» Exercise goal
Set down each line of the material that follows, exactly, with no pictures.

» Available data
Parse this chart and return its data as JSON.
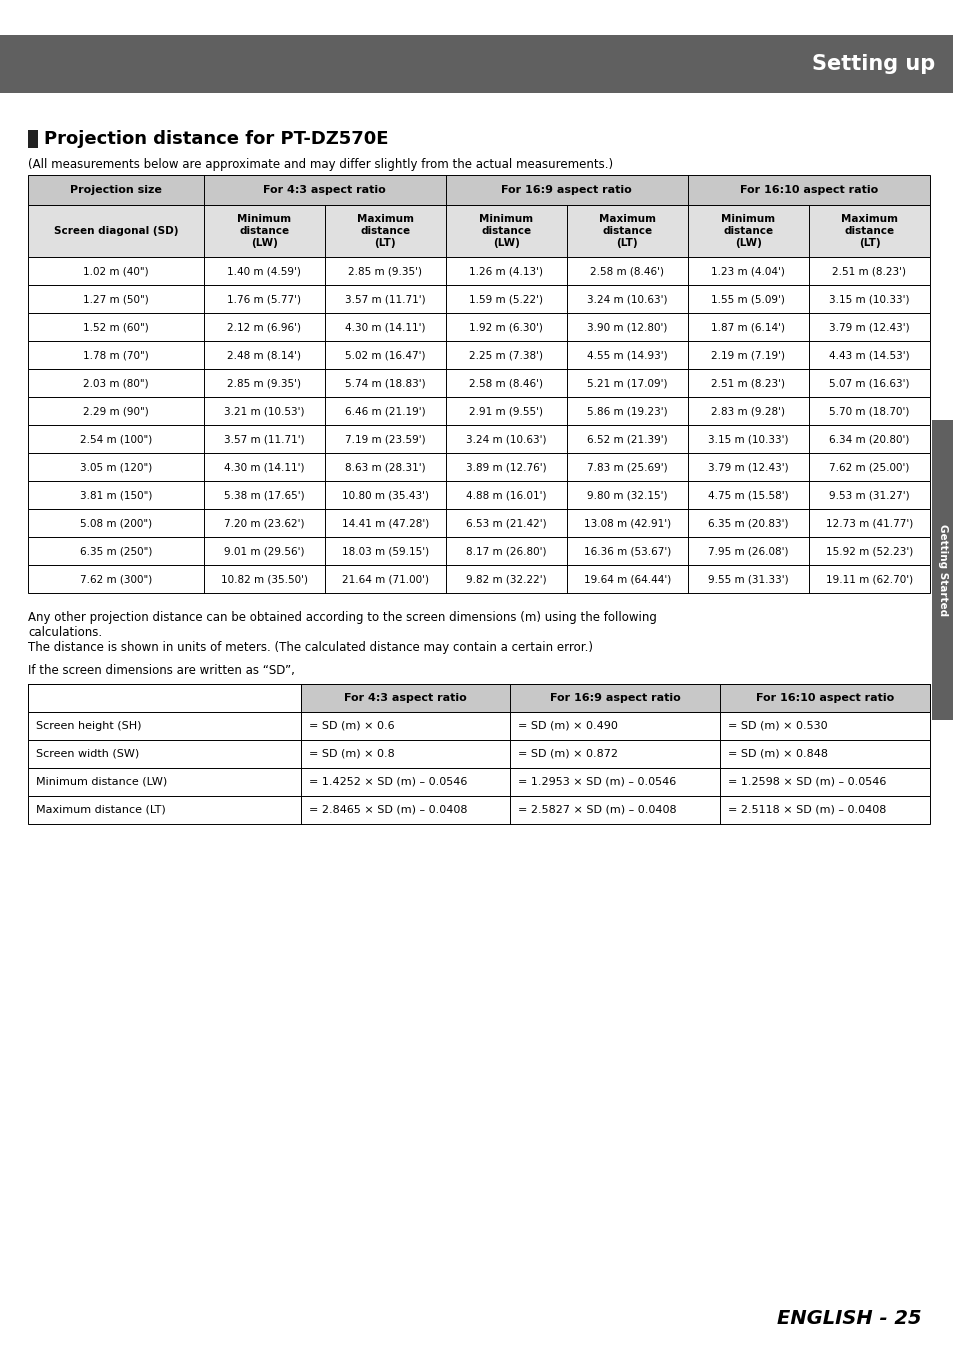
{
  "title": "Setting up",
  "section_title": "Projection distance for PT-DZ570E",
  "subtitle": "(All measurements below are approximate and may differ slightly from the actual measurements.)",
  "header_bg": "#606060",
  "header_text_color": "#ffffff",
  "table_header_bg": "#c8c8c8",
  "table_subheader_bg": "#e0e0e0",
  "sidebar_bg": "#606060",
  "sidebar_text": "Getting Started",
  "main_table_headers": [
    "Projection size",
    "For 4:3 aspect ratio",
    "For 16:9 aspect ratio",
    "For 16:10 aspect ratio"
  ],
  "main_table_subheaders": [
    "Screen diagonal (SD)",
    "Minimum\ndistance\n(LW)",
    "Maximum\ndistance\n(LT)",
    "Minimum\ndistance\n(LW)",
    "Maximum\ndistance\n(LT)",
    "Minimum\ndistance\n(LW)",
    "Maximum\ndistance\n(LT)"
  ],
  "main_table_data": [
    [
      "1.02 m (40\")",
      "1.40 m (4.59')",
      "2.85 m (9.35')",
      "1.26 m (4.13')",
      "2.58 m (8.46')",
      "1.23 m (4.04')",
      "2.51 m (8.23')"
    ],
    [
      "1.27 m (50\")",
      "1.76 m (5.77')",
      "3.57 m (11.71')",
      "1.59 m (5.22')",
      "3.24 m (10.63')",
      "1.55 m (5.09')",
      "3.15 m (10.33')"
    ],
    [
      "1.52 m (60\")",
      "2.12 m (6.96')",
      "4.30 m (14.11')",
      "1.92 m (6.30')",
      "3.90 m (12.80')",
      "1.87 m (6.14')",
      "3.79 m (12.43')"
    ],
    [
      "1.78 m (70\")",
      "2.48 m (8.14')",
      "5.02 m (16.47')",
      "2.25 m (7.38')",
      "4.55 m (14.93')",
      "2.19 m (7.19')",
      "4.43 m (14.53')"
    ],
    [
      "2.03 m (80\")",
      "2.85 m (9.35')",
      "5.74 m (18.83')",
      "2.58 m (8.46')",
      "5.21 m (17.09')",
      "2.51 m (8.23')",
      "5.07 m (16.63')"
    ],
    [
      "2.29 m (90\")",
      "3.21 m (10.53')",
      "6.46 m (21.19')",
      "2.91 m (9.55')",
      "5.86 m (19.23')",
      "2.83 m (9.28')",
      "5.70 m (18.70')"
    ],
    [
      "2.54 m (100\")",
      "3.57 m (11.71')",
      "7.19 m (23.59')",
      "3.24 m (10.63')",
      "6.52 m (21.39')",
      "3.15 m (10.33')",
      "6.34 m (20.80')"
    ],
    [
      "3.05 m (120\")",
      "4.30 m (14.11')",
      "8.63 m (28.31')",
      "3.89 m (12.76')",
      "7.83 m (25.69')",
      "3.79 m (12.43')",
      "7.62 m (25.00')"
    ],
    [
      "3.81 m (150\")",
      "5.38 m (17.65')",
      "10.80 m (35.43')",
      "4.88 m (16.01')",
      "9.80 m (32.15')",
      "4.75 m (15.58')",
      "9.53 m (31.27')"
    ],
    [
      "5.08 m (200\")",
      "7.20 m (23.62')",
      "14.41 m (47.28')",
      "6.53 m (21.42')",
      "13.08 m (42.91')",
      "6.35 m (20.83')",
      "12.73 m (41.77')"
    ],
    [
      "6.35 m (250\")",
      "9.01 m (29.56')",
      "18.03 m (59.15')",
      "8.17 m (26.80')",
      "16.36 m (53.67')",
      "7.95 m (26.08')",
      "15.92 m (52.23')"
    ],
    [
      "7.62 m (300\")",
      "10.82 m (35.50')",
      "21.64 m (71.00')",
      "9.82 m (32.22')",
      "19.64 m (64.44')",
      "9.55 m (31.33')",
      "19.11 m (62.70')"
    ]
  ],
  "paragraph1": "Any other projection distance can be obtained according to the screen dimensions (m) using the following\ncalculations.\nThe distance is shown in units of meters. (The calculated distance may contain a certain error.)",
  "paragraph2": "If the screen dimensions are written as “SD”,",
  "formula_table_headers": [
    "",
    "For 4:3 aspect ratio",
    "For 16:9 aspect ratio",
    "For 16:10 aspect ratio"
  ],
  "formula_table_data": [
    [
      "Screen height (SH)",
      "= SD (m) × 0.6",
      "= SD (m) × 0.490",
      "= SD (m) × 0.530"
    ],
    [
      "Screen width (SW)",
      "= SD (m) × 0.8",
      "= SD (m) × 0.872",
      "= SD (m) × 0.848"
    ],
    [
      "Minimum distance (LW)",
      "= 1.4252 × SD (m) – 0.0546",
      "= 1.2953 × SD (m) – 0.0546",
      "= 1.2598 × SD (m) – 0.0546"
    ],
    [
      "Maximum distance (LT)",
      "= 2.8465 × SD (m) – 0.0408",
      "= 2.5827 × SD (m) – 0.0408",
      "= 2.5118 × SD (m) – 0.0408"
    ]
  ],
  "page_number": "ENGLISH - 25",
  "background_color": "#ffffff"
}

» Completed task
Parse this chart and return its data as JSON.
{
  "title": "Setting up",
  "section_title": "Projection distance for PT-DZ570E",
  "subtitle": "(All measurements below are approximate and may differ slightly from the actual measurements.)",
  "header_bg": "#606060",
  "header_text_color": "#ffffff",
  "table_header_bg": "#c8c8c8",
  "table_subheader_bg": "#e0e0e0",
  "sidebar_bg": "#606060",
  "sidebar_text": "Getting Started",
  "main_table_headers": [
    "Projection size",
    "For 4:3 aspect ratio",
    "For 16:9 aspect ratio",
    "For 16:10 aspect ratio"
  ],
  "main_table_subheaders": [
    "Screen diagonal (SD)",
    "Minimum\ndistance\n(LW)",
    "Maximum\ndistance\n(LT)",
    "Minimum\ndistance\n(LW)",
    "Maximum\ndistance\n(LT)",
    "Minimum\ndistance\n(LW)",
    "Maximum\ndistance\n(LT)"
  ],
  "main_table_data": [
    [
      "1.02 m (40\")",
      "1.40 m (4.59')",
      "2.85 m (9.35')",
      "1.26 m (4.13')",
      "2.58 m (8.46')",
      "1.23 m (4.04')",
      "2.51 m (8.23')"
    ],
    [
      "1.27 m (50\")",
      "1.76 m (5.77')",
      "3.57 m (11.71')",
      "1.59 m (5.22')",
      "3.24 m (10.63')",
      "1.55 m (5.09')",
      "3.15 m (10.33')"
    ],
    [
      "1.52 m (60\")",
      "2.12 m (6.96')",
      "4.30 m (14.11')",
      "1.92 m (6.30')",
      "3.90 m (12.80')",
      "1.87 m (6.14')",
      "3.79 m (12.43')"
    ],
    [
      "1.78 m (70\")",
      "2.48 m (8.14')",
      "5.02 m (16.47')",
      "2.25 m (7.38')",
      "4.55 m (14.93')",
      "2.19 m (7.19')",
      "4.43 m (14.53')"
    ],
    [
      "2.03 m (80\")",
      "2.85 m (9.35')",
      "5.74 m (18.83')",
      "2.58 m (8.46')",
      "5.21 m (17.09')",
      "2.51 m (8.23')",
      "5.07 m (16.63')"
    ],
    [
      "2.29 m (90\")",
      "3.21 m (10.53')",
      "6.46 m (21.19')",
      "2.91 m (9.55')",
      "5.86 m (19.23')",
      "2.83 m (9.28')",
      "5.70 m (18.70')"
    ],
    [
      "2.54 m (100\")",
      "3.57 m (11.71')",
      "7.19 m (23.59')",
      "3.24 m (10.63')",
      "6.52 m (21.39')",
      "3.15 m (10.33')",
      "6.34 m (20.80')"
    ],
    [
      "3.05 m (120\")",
      "4.30 m (14.11')",
      "8.63 m (28.31')",
      "3.89 m (12.76')",
      "7.83 m (25.69')",
      "3.79 m (12.43')",
      "7.62 m (25.00')"
    ],
    [
      "3.81 m (150\")",
      "5.38 m (17.65')",
      "10.80 m (35.43')",
      "4.88 m (16.01')",
      "9.80 m (32.15')",
      "4.75 m (15.58')",
      "9.53 m (31.27')"
    ],
    [
      "5.08 m (200\")",
      "7.20 m (23.62')",
      "14.41 m (47.28')",
      "6.53 m (21.42')",
      "13.08 m (42.91')",
      "6.35 m (20.83')",
      "12.73 m (41.77')"
    ],
    [
      "6.35 m (250\")",
      "9.01 m (29.56')",
      "18.03 m (59.15')",
      "8.17 m (26.80')",
      "16.36 m (53.67')",
      "7.95 m (26.08')",
      "15.92 m (52.23')"
    ],
    [
      "7.62 m (300\")",
      "10.82 m (35.50')",
      "21.64 m (71.00')",
      "9.82 m (32.22')",
      "19.64 m (64.44')",
      "9.55 m (31.33')",
      "19.11 m (62.70')"
    ]
  ],
  "paragraph1": "Any other projection distance can be obtained according to the screen dimensions (m) using the following\ncalculations.\nThe distance is shown in units of meters. (The calculated distance may contain a certain error.)",
  "paragraph2": "If the screen dimensions are written as “SD”,",
  "formula_table_headers": [
    "",
    "For 4:3 aspect ratio",
    "For 16:9 aspect ratio",
    "For 16:10 aspect ratio"
  ],
  "formula_table_data": [
    [
      "Screen height (SH)",
      "= SD (m) × 0.6",
      "= SD (m) × 0.490",
      "= SD (m) × 0.530"
    ],
    [
      "Screen width (SW)",
      "= SD (m) × 0.8",
      "= SD (m) × 0.872",
      "= SD (m) × 0.848"
    ],
    [
      "Minimum distance (LW)",
      "= 1.4252 × SD (m) – 0.0546",
      "= 1.2953 × SD (m) – 0.0546",
      "= 1.2598 × SD (m) – 0.0546"
    ],
    [
      "Maximum distance (LT)",
      "= 2.8465 × SD (m) – 0.0408",
      "= 2.5827 × SD (m) – 0.0408",
      "= 2.5118 × SD (m) – 0.0408"
    ]
  ],
  "page_number": "ENGLISH - 25",
  "background_color": "#ffffff"
}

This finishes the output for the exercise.